Your goal:
Locate the lines of the listing below that hold "quality", then copy each of them.

Supplied material:
** Start **

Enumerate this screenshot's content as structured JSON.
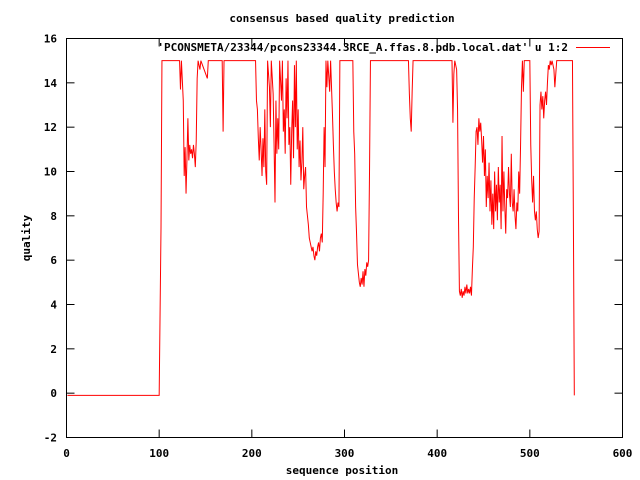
{
  "chart_data": {
    "type": "line",
    "title": "consensus based quality prediction",
    "xlabel": "sequence position",
    "ylabel": "quality",
    "xlim": [
      0,
      600
    ],
    "ylim": [
      -2,
      16
    ],
    "x_ticks": [
      0,
      100,
      200,
      300,
      400,
      500,
      600
    ],
    "y_ticks": [
      -2,
      0,
      2,
      4,
      6,
      8,
      10,
      12,
      14,
      16
    ],
    "grid": false,
    "legend_position": "top-right",
    "series": [
      {
        "name": "'PCONSMETA/23344/pcons23344.3RCE_A.ffas.8.pdb.local.dat' u 1:2",
        "color": "#ff0000",
        "points": [
          [
            1,
            -0.1
          ],
          [
            100,
            -0.1
          ],
          [
            102,
            7.5
          ],
          [
            103,
            15
          ],
          [
            122,
            15
          ],
          [
            123,
            13.7
          ],
          [
            124,
            15
          ],
          [
            126,
            13.2
          ],
          [
            127,
            9.8
          ],
          [
            128,
            11.1
          ],
          [
            129,
            9.0
          ],
          [
            130,
            10.6
          ],
          [
            131,
            12.4
          ],
          [
            132,
            10.5
          ],
          [
            133,
            11.2
          ],
          [
            134,
            10.8
          ],
          [
            135,
            11.0
          ],
          [
            136,
            10.6
          ],
          [
            137,
            11.2
          ],
          [
            138,
            10.8
          ],
          [
            139,
            10.2
          ],
          [
            140,
            11.4
          ],
          [
            141,
            14.2
          ],
          [
            142,
            15
          ],
          [
            144,
            14.6
          ],
          [
            145,
            15
          ],
          [
            152,
            14.2
          ],
          [
            153,
            15
          ],
          [
            168,
            15
          ],
          [
            169,
            11.8
          ],
          [
            170,
            15
          ],
          [
            204,
            15
          ],
          [
            205,
            13.2
          ],
          [
            206,
            12.8
          ],
          [
            207,
            11.5
          ],
          [
            208,
            10.5
          ],
          [
            209,
            12.0
          ],
          [
            210,
            11.0
          ],
          [
            211,
            9.8
          ],
          [
            212,
            11.5
          ],
          [
            213,
            10.2
          ],
          [
            214,
            12.8
          ],
          [
            215,
            10.0
          ],
          [
            216,
            9.4
          ],
          [
            217,
            15
          ],
          [
            219,
            13.8
          ],
          [
            220,
            12.0
          ],
          [
            221,
            15
          ],
          [
            223,
            13.5
          ],
          [
            224,
            11.2
          ],
          [
            225,
            8.6
          ],
          [
            226,
            13.2
          ],
          [
            227,
            10.8
          ],
          [
            228,
            12.4
          ],
          [
            229,
            11.0
          ],
          [
            230,
            15
          ],
          [
            232,
            13.2
          ],
          [
            233,
            15
          ],
          [
            234,
            11.8
          ],
          [
            235,
            12.8
          ],
          [
            236,
            10.8
          ],
          [
            237,
            14.2
          ],
          [
            238,
            12.4
          ],
          [
            239,
            15
          ],
          [
            240,
            11.2
          ],
          [
            241,
            12.0
          ],
          [
            242,
            9.4
          ],
          [
            243,
            11.8
          ],
          [
            244,
            13.2
          ],
          [
            245,
            10.6
          ],
          [
            246,
            14.8
          ],
          [
            247,
            12.0
          ],
          [
            248,
            15
          ],
          [
            249,
            11.0
          ],
          [
            250,
            12.8
          ],
          [
            251,
            10.2
          ],
          [
            252,
            11.4
          ],
          [
            253,
            9.6
          ],
          [
            254,
            10.4
          ],
          [
            255,
            12.0
          ],
          [
            256,
            9.2
          ],
          [
            257,
            9.8
          ],
          [
            258,
            10.2
          ],
          [
            259,
            8.4
          ],
          [
            260,
            8.0
          ],
          [
            261,
            7.6
          ],
          [
            262,
            7.0
          ],
          [
            263,
            6.8
          ],
          [
            264,
            6.6
          ],
          [
            265,
            6.4
          ],
          [
            266,
            6.6
          ],
          [
            267,
            6.2
          ],
          [
            268,
            6.0
          ],
          [
            269,
            6.4
          ],
          [
            270,
            6.2
          ],
          [
            271,
            6.6
          ],
          [
            272,
            6.8
          ],
          [
            273,
            6.4
          ],
          [
            274,
            7.0
          ],
          [
            275,
            7.2
          ],
          [
            276,
            6.8
          ],
          [
            277,
            9.0
          ],
          [
            278,
            12.0
          ],
          [
            279,
            10.2
          ],
          [
            280,
            15
          ],
          [
            281,
            13.8
          ],
          [
            282,
            15
          ],
          [
            284,
            13.6
          ],
          [
            285,
            15
          ],
          [
            287,
            12.6
          ],
          [
            288,
            11.2
          ],
          [
            289,
            10.0
          ],
          [
            290,
            9.2
          ],
          [
            291,
            8.6
          ],
          [
            292,
            8.2
          ],
          [
            293,
            8.6
          ],
          [
            294,
            8.4
          ],
          [
            295,
            15
          ],
          [
            309,
            15
          ],
          [
            310,
            11.8
          ],
          [
            311,
            10.8
          ],
          [
            312,
            8.4
          ],
          [
            313,
            7.2
          ],
          [
            314,
            5.8
          ],
          [
            315,
            5.4
          ],
          [
            316,
            5.0
          ],
          [
            317,
            4.8
          ],
          [
            318,
            5.2
          ],
          [
            319,
            4.9
          ],
          [
            320,
            5.5
          ],
          [
            321,
            4.8
          ],
          [
            322,
            5.6
          ],
          [
            323,
            5.3
          ],
          [
            324,
            5.9
          ],
          [
            325,
            5.7
          ],
          [
            326,
            6.0
          ],
          [
            327,
            10.0
          ],
          [
            328,
            15
          ],
          [
            369,
            15
          ],
          [
            370,
            13.5
          ],
          [
            371,
            12.4
          ],
          [
            372,
            11.8
          ],
          [
            373,
            13.6
          ],
          [
            374,
            15
          ],
          [
            416,
            15
          ],
          [
            417,
            12.2
          ],
          [
            418,
            14.4
          ],
          [
            419,
            15
          ],
          [
            421,
            14.6
          ],
          [
            422,
            12.8
          ],
          [
            423,
            8.0
          ],
          [
            424,
            4.6
          ],
          [
            425,
            4.4
          ],
          [
            426,
            4.7
          ],
          [
            427,
            4.3
          ],
          [
            428,
            4.6
          ],
          [
            429,
            4.4
          ],
          [
            430,
            4.8
          ],
          [
            431,
            4.5
          ],
          [
            432,
            4.9
          ],
          [
            433,
            4.5
          ],
          [
            434,
            4.7
          ],
          [
            435,
            4.5
          ],
          [
            436,
            4.8
          ],
          [
            437,
            4.4
          ],
          [
            438,
            5.6
          ],
          [
            439,
            6.6
          ],
          [
            440,
            8.8
          ],
          [
            441,
            10.2
          ],
          [
            442,
            11.8
          ],
          [
            443,
            12.0
          ],
          [
            444,
            11.2
          ],
          [
            445,
            12.4
          ],
          [
            446,
            11.8
          ],
          [
            447,
            12.2
          ],
          [
            448,
            11.4
          ],
          [
            449,
            10.4
          ],
          [
            450,
            11.6
          ],
          [
            451,
            9.8
          ],
          [
            452,
            11.0
          ],
          [
            453,
            8.4
          ],
          [
            454,
            9.8
          ],
          [
            455,
            8.8
          ],
          [
            456,
            10.4
          ],
          [
            457,
            8.2
          ],
          [
            458,
            9.6
          ],
          [
            459,
            7.6
          ],
          [
            460,
            9.0
          ],
          [
            461,
            7.4
          ],
          [
            462,
            10.0
          ],
          [
            463,
            8.2
          ],
          [
            464,
            9.4
          ],
          [
            465,
            7.8
          ],
          [
            466,
            10.2
          ],
          [
            467,
            8.6
          ],
          [
            468,
            9.4
          ],
          [
            469,
            7.4
          ],
          [
            470,
            11.6
          ],
          [
            471,
            8.2
          ],
          [
            472,
            10.0
          ],
          [
            473,
            8.4
          ],
          [
            474,
            7.2
          ],
          [
            475,
            9.2
          ],
          [
            476,
            8.8
          ],
          [
            477,
            10.2
          ],
          [
            478,
            9.0
          ],
          [
            479,
            8.4
          ],
          [
            480,
            10.8
          ],
          [
            481,
            8.6
          ],
          [
            482,
            8.2
          ],
          [
            483,
            9.2
          ],
          [
            484,
            8.0
          ],
          [
            485,
            7.4
          ],
          [
            486,
            8.6
          ],
          [
            487,
            8.2
          ],
          [
            488,
            10.0
          ],
          [
            489,
            9.0
          ],
          [
            490,
            11.2
          ],
          [
            491,
            13.8
          ],
          [
            492,
            15
          ],
          [
            493,
            13.6
          ],
          [
            494,
            15
          ],
          [
            500,
            15
          ],
          [
            501,
            11.2
          ],
          [
            502,
            9.6
          ],
          [
            503,
            8.6
          ],
          [
            504,
            9.8
          ],
          [
            505,
            8.2
          ],
          [
            506,
            7.8
          ],
          [
            507,
            8.2
          ],
          [
            508,
            7.4
          ],
          [
            509,
            7.0
          ],
          [
            510,
            7.3
          ],
          [
            511,
            13.0
          ],
          [
            512,
            13.6
          ],
          [
            513,
            12.8
          ],
          [
            514,
            13.4
          ],
          [
            515,
            12.4
          ],
          [
            516,
            13.2
          ],
          [
            517,
            13.6
          ],
          [
            518,
            13.0
          ],
          [
            519,
            14.0
          ],
          [
            520,
            14.8
          ],
          [
            521,
            14.6
          ],
          [
            522,
            15
          ],
          [
            523,
            14.8
          ],
          [
            524,
            15
          ],
          [
            526,
            14.6
          ],
          [
            527,
            13.8
          ],
          [
            528,
            14.4
          ],
          [
            529,
            15
          ],
          [
            546,
            15
          ],
          [
            547,
            7.8
          ],
          [
            548,
            -0.1
          ]
        ]
      }
    ]
  }
}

** End **

Problem solution:
    "title": "consensus based quality prediction",
    "ylabel": "quality",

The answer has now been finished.